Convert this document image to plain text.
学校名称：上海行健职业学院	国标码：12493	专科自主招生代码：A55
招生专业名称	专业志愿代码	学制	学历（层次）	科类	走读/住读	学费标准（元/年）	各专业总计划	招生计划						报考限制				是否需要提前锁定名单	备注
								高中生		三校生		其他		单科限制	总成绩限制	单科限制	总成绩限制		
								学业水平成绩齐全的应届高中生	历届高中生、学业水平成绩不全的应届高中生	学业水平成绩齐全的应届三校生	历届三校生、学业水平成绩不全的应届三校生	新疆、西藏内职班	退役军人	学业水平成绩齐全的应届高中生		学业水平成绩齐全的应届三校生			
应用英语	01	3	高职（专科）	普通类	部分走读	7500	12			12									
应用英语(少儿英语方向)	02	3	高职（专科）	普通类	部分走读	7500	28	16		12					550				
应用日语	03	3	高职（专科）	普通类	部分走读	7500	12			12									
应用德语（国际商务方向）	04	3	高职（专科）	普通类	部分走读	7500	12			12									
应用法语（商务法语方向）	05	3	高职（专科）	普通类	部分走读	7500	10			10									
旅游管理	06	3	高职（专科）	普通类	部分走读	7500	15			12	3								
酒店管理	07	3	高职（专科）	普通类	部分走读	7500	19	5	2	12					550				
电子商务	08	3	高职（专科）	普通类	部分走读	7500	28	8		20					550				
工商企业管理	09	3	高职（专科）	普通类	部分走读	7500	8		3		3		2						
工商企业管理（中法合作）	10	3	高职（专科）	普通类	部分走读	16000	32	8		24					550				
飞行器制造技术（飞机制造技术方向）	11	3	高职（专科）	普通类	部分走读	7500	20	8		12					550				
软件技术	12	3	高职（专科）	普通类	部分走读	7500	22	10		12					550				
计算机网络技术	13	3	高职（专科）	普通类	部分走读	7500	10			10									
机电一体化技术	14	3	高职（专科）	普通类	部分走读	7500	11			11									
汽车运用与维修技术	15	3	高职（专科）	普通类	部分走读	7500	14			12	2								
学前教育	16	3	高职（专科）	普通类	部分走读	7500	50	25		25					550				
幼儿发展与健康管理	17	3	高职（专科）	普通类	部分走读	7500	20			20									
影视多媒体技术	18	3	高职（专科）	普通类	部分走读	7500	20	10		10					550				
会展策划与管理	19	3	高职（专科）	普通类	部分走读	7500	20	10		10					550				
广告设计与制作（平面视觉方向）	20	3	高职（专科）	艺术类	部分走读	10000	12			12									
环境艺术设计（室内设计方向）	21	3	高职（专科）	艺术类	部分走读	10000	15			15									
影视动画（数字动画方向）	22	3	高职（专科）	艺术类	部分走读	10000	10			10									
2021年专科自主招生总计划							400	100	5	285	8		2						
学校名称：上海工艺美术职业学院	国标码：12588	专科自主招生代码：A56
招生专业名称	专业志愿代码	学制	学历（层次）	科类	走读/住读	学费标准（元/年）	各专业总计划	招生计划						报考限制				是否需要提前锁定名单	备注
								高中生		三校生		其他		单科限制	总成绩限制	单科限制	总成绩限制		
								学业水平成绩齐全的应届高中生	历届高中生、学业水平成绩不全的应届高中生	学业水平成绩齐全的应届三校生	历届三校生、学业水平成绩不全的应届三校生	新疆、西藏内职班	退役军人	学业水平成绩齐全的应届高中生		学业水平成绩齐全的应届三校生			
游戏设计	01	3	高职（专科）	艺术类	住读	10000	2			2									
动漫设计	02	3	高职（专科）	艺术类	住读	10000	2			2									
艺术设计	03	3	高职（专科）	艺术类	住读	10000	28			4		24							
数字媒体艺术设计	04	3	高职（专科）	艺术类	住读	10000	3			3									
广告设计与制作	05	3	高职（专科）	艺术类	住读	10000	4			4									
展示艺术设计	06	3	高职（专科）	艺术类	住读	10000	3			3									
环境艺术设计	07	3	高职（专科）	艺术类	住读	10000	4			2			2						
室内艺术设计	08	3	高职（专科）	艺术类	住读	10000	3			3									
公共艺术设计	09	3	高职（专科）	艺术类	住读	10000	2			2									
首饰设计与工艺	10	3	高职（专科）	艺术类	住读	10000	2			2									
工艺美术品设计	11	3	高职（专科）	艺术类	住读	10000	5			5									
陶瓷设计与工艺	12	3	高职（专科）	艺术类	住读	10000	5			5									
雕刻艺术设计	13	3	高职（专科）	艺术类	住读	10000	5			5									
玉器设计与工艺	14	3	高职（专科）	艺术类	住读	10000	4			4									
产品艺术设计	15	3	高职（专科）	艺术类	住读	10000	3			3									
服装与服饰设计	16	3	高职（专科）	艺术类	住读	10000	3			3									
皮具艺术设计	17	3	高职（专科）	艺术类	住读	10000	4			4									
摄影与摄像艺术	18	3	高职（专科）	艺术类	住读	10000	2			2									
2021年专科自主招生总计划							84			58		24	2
--------
• **GIVEN REQUEST**:
Report how many lines of the records above contain the word "广告设计与制作", giving only the number.

• **TASK OUTPUT**:
2